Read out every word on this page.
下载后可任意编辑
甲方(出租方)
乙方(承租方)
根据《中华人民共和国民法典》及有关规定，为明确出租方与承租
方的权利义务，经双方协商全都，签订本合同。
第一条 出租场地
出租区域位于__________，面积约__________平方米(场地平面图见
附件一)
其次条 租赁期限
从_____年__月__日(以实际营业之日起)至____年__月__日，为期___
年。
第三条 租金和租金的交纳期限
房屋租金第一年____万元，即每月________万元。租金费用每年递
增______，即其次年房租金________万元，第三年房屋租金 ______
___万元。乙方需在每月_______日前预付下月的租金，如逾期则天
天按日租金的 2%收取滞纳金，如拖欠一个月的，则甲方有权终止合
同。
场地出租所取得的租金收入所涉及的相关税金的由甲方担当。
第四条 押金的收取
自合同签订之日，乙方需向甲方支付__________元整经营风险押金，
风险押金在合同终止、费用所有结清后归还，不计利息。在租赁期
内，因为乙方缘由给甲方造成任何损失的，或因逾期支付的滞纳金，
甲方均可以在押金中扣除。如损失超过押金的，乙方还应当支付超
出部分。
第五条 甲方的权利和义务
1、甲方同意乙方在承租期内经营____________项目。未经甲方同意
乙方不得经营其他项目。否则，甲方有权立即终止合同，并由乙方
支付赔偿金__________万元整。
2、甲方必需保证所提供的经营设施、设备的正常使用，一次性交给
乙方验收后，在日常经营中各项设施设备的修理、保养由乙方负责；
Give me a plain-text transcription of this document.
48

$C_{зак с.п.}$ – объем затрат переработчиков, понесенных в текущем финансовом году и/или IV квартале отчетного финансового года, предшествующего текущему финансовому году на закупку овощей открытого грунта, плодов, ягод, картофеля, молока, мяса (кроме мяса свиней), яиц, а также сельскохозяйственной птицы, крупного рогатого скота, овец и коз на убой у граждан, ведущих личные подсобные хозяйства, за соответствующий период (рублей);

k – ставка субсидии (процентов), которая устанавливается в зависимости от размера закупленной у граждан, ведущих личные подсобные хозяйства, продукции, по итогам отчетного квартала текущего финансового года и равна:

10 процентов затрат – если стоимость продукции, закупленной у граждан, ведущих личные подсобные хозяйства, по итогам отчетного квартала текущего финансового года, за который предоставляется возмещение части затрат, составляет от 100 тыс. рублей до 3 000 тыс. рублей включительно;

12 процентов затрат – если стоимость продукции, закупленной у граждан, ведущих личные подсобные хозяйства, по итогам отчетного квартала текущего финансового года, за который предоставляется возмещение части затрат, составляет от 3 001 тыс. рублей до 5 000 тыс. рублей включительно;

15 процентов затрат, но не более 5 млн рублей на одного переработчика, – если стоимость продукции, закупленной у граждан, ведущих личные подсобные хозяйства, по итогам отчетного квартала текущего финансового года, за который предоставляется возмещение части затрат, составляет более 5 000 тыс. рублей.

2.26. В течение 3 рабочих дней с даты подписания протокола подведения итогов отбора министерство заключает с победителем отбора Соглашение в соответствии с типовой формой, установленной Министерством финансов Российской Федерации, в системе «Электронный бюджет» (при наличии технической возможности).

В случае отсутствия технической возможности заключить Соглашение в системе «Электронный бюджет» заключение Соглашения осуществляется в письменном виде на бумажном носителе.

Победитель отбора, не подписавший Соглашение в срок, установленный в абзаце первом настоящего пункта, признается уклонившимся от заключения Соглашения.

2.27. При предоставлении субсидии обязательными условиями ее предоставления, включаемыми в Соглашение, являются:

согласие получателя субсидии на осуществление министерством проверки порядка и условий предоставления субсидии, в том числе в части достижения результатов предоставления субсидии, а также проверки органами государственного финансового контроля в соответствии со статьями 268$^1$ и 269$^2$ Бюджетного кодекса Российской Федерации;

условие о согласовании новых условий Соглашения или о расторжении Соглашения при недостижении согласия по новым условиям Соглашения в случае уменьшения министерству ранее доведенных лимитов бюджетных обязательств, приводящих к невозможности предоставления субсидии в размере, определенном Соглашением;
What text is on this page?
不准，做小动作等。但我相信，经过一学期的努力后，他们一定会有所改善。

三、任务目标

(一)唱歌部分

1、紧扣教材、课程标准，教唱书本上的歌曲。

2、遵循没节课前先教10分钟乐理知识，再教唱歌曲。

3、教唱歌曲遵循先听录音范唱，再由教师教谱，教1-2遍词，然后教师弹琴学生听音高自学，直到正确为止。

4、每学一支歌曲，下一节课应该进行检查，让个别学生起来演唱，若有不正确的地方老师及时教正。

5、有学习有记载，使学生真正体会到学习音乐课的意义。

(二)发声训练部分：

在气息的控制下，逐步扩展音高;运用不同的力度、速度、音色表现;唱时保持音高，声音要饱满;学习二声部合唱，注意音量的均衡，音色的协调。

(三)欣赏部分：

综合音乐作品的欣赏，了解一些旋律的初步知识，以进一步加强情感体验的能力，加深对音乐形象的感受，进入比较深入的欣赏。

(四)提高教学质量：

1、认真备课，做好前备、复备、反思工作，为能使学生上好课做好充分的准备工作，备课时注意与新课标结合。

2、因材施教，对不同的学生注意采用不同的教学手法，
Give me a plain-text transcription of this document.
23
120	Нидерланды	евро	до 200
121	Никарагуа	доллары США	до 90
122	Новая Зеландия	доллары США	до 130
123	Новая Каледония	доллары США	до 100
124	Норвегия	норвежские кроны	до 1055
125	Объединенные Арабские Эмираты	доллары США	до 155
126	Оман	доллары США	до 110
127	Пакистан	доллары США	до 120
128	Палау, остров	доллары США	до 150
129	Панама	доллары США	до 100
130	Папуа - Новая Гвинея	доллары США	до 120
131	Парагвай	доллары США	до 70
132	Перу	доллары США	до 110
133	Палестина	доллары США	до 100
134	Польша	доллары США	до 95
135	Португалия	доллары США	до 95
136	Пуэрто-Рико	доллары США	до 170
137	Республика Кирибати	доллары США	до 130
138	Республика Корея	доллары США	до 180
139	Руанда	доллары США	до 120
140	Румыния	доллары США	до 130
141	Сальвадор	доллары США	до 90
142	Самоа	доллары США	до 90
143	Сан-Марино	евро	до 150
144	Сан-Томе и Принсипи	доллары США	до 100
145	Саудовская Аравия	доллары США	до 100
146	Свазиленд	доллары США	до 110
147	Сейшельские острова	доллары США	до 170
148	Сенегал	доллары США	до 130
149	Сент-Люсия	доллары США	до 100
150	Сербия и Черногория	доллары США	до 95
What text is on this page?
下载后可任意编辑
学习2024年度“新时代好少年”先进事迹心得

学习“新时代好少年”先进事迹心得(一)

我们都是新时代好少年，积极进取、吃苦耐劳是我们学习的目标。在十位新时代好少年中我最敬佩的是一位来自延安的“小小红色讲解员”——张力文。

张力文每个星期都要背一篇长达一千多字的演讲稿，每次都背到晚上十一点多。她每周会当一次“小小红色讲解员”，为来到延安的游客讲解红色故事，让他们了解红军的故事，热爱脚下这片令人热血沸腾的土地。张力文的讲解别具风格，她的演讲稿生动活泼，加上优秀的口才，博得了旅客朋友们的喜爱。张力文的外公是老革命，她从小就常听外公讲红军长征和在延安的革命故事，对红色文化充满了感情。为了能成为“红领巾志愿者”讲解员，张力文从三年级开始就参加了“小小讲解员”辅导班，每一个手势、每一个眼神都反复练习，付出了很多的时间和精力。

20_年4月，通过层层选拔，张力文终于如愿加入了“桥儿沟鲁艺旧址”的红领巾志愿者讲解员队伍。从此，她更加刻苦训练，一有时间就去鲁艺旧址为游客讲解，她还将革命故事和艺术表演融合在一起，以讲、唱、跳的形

______________________________

The task: Give nothing but the number of lines containing the string "Электронный".

Solution for this problem: 2